-- BEGIN Data for this task --

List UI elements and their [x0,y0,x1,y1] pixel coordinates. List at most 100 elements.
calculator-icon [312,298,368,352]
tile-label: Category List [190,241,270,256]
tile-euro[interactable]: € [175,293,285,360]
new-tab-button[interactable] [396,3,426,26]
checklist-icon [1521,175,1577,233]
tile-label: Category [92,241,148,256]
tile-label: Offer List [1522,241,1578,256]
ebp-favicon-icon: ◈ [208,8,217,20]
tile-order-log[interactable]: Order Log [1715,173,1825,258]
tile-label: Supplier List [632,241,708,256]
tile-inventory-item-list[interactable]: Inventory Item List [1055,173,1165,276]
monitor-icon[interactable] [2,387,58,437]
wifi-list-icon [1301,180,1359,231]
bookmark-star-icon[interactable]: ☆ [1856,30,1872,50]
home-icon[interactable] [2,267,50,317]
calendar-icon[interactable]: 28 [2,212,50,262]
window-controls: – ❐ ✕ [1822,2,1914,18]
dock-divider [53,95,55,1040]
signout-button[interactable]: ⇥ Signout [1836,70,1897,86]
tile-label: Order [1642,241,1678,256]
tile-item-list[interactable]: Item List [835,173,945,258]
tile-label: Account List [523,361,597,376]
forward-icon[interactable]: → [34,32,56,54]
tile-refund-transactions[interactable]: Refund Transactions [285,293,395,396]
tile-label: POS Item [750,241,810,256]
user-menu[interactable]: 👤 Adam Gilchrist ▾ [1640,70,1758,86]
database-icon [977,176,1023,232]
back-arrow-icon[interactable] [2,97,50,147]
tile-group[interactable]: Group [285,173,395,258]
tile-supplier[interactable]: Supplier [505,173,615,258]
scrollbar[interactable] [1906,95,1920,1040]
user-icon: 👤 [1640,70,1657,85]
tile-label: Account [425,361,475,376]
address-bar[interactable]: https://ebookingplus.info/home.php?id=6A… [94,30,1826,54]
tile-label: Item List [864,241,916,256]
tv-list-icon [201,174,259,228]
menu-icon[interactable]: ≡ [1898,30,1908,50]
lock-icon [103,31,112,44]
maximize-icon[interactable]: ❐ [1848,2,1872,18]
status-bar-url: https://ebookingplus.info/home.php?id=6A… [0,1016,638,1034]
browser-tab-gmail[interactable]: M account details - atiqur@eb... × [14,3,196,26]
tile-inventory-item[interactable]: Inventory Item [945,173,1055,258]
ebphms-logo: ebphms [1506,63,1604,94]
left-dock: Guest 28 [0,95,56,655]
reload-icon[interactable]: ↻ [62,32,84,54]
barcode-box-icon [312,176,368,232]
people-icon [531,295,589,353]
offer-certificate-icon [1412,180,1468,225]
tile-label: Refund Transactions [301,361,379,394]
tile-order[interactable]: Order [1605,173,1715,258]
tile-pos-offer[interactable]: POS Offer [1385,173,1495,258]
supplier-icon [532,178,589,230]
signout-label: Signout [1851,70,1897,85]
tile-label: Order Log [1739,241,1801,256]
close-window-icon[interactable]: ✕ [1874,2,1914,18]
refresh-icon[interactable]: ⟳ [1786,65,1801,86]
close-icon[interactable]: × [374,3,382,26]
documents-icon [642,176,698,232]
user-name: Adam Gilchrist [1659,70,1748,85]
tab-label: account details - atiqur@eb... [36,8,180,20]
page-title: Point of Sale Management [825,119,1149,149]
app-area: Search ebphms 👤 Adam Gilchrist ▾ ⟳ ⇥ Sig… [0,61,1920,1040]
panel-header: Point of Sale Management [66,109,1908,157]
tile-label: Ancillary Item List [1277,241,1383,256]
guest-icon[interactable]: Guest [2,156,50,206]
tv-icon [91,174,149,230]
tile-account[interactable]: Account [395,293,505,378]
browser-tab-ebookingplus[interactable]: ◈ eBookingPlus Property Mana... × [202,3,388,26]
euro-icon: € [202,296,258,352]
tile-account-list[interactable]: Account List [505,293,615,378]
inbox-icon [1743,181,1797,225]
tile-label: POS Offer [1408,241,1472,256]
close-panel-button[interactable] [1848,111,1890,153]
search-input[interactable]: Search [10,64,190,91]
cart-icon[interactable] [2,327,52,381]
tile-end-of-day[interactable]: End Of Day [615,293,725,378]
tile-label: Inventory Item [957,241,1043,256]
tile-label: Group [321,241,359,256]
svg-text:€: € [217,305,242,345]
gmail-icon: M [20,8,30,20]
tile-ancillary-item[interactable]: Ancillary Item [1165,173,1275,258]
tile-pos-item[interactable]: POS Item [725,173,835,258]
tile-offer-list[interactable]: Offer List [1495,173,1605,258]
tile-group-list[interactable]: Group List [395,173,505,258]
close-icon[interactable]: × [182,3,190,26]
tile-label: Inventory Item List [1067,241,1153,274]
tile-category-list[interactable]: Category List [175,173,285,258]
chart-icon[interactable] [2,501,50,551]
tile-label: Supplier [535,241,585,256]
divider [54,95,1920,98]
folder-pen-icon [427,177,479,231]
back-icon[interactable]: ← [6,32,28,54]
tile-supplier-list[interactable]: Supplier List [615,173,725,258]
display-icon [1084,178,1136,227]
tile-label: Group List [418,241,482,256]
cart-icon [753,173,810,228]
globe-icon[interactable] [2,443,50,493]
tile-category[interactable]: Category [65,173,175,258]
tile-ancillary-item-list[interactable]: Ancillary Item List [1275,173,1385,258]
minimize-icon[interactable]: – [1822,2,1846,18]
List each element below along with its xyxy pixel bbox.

-- END Data for this task --
-- BEGIN Data for this task --

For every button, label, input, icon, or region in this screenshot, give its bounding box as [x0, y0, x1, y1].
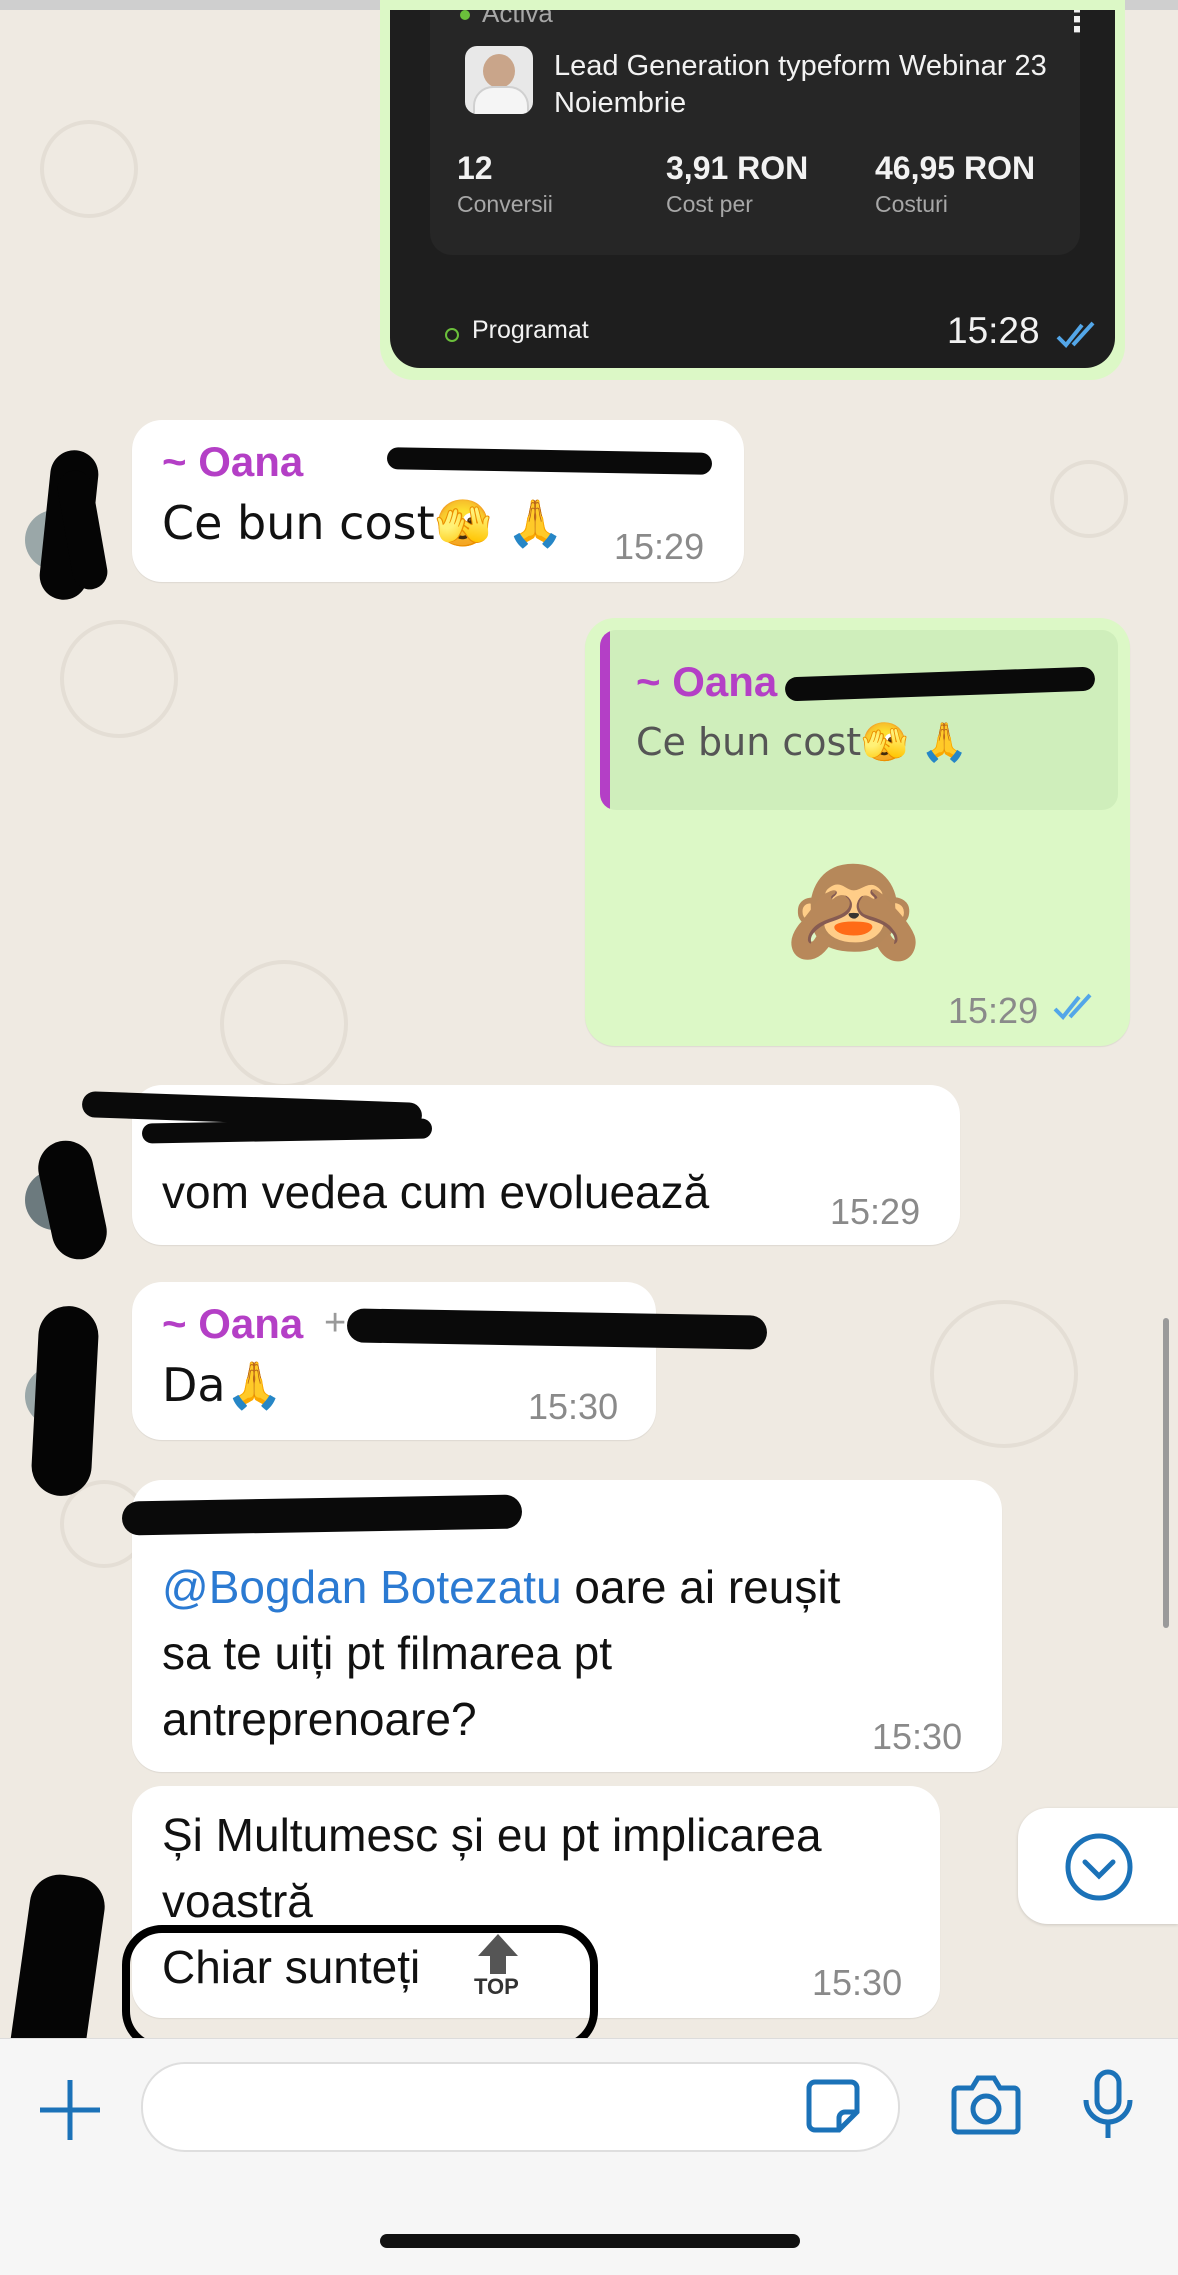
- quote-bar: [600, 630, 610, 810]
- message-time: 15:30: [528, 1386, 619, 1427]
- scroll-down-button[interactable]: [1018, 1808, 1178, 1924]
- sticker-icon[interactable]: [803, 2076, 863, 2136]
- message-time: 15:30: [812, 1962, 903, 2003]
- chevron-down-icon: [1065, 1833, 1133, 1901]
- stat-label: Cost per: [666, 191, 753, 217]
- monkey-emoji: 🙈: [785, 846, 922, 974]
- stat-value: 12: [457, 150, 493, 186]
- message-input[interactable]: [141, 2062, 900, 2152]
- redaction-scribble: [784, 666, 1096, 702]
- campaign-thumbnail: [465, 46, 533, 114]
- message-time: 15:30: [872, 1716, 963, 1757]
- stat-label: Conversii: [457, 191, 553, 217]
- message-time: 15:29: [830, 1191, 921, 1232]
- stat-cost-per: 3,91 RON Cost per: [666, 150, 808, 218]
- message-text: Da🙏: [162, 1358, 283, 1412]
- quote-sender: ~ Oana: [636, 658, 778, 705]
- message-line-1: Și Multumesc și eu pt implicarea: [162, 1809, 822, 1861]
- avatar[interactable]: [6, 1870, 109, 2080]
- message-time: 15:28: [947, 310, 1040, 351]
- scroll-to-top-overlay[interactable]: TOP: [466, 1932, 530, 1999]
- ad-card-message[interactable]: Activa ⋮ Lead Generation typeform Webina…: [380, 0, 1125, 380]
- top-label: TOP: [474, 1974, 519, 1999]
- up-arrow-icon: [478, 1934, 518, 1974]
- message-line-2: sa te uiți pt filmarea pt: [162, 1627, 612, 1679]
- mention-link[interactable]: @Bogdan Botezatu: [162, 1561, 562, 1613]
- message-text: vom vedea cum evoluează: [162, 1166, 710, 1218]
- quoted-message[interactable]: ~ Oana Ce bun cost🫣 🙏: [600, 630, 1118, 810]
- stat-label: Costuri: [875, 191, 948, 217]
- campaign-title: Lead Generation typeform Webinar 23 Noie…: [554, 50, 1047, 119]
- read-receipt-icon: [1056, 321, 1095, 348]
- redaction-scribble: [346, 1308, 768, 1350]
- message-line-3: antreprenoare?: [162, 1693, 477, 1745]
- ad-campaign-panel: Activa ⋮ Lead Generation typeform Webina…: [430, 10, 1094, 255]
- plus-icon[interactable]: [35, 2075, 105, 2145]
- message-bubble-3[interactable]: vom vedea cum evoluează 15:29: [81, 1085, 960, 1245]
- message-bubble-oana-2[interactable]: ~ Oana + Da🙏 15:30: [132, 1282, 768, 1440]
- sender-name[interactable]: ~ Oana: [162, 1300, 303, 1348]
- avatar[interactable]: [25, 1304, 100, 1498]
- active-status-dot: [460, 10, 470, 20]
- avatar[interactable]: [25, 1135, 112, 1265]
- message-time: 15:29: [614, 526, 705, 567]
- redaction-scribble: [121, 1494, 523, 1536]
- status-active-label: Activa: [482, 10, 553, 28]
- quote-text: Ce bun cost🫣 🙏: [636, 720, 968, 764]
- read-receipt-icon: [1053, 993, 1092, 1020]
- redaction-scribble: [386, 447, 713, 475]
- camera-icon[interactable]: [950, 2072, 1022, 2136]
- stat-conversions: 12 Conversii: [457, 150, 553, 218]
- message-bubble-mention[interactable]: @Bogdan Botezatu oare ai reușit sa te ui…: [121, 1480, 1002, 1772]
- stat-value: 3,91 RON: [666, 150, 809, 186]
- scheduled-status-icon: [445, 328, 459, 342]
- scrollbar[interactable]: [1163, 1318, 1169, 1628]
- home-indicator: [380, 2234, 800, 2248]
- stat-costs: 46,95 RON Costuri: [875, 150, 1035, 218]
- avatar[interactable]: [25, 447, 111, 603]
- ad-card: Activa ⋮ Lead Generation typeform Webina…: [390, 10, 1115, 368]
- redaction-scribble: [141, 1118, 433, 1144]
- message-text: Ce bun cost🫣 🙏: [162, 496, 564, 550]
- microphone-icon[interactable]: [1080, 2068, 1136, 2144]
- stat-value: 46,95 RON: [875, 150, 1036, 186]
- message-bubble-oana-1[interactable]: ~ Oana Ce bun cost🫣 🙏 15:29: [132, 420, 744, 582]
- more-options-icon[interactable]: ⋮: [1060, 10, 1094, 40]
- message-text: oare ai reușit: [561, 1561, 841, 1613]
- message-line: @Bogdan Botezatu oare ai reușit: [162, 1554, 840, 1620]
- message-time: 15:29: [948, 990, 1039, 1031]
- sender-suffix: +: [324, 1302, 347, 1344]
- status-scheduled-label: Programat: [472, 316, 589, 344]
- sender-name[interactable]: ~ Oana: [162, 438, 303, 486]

-- END Data for this task --

Rewrite the records above starting at the line with "List UI elements" and ending at the line with "bookmark-star-icon[interactable]: ☆ [1856,30,1872,50]", putting "tile-caption" in place of "tile-label" and leaving everything else as it is.

The result
List UI elements and their [x0,y0,x1,y1] pixel coordinates. List at most 100 elements.
calculator-icon [312,298,368,352]
tile-caption: Category List [190,241,270,256]
tile-euro[interactable]: € [175,293,285,360]
new-tab-button[interactable] [396,3,426,26]
checklist-icon [1521,175,1577,233]
tile-caption: Category [92,241,148,256]
tile-caption: Offer List [1522,241,1578,256]
ebp-favicon-icon: ◈ [208,8,217,20]
tile-order-log[interactable]: Order Log [1715,173,1825,258]
tile-caption: Supplier List [632,241,708,256]
tile-inventory-item-list[interactable]: Inventory Item List [1055,173,1165,276]
monitor-icon[interactable] [2,387,58,437]
wifi-list-icon [1301,180,1359,231]
bookmark-star-icon[interactable]: ☆ [1856,30,1872,50]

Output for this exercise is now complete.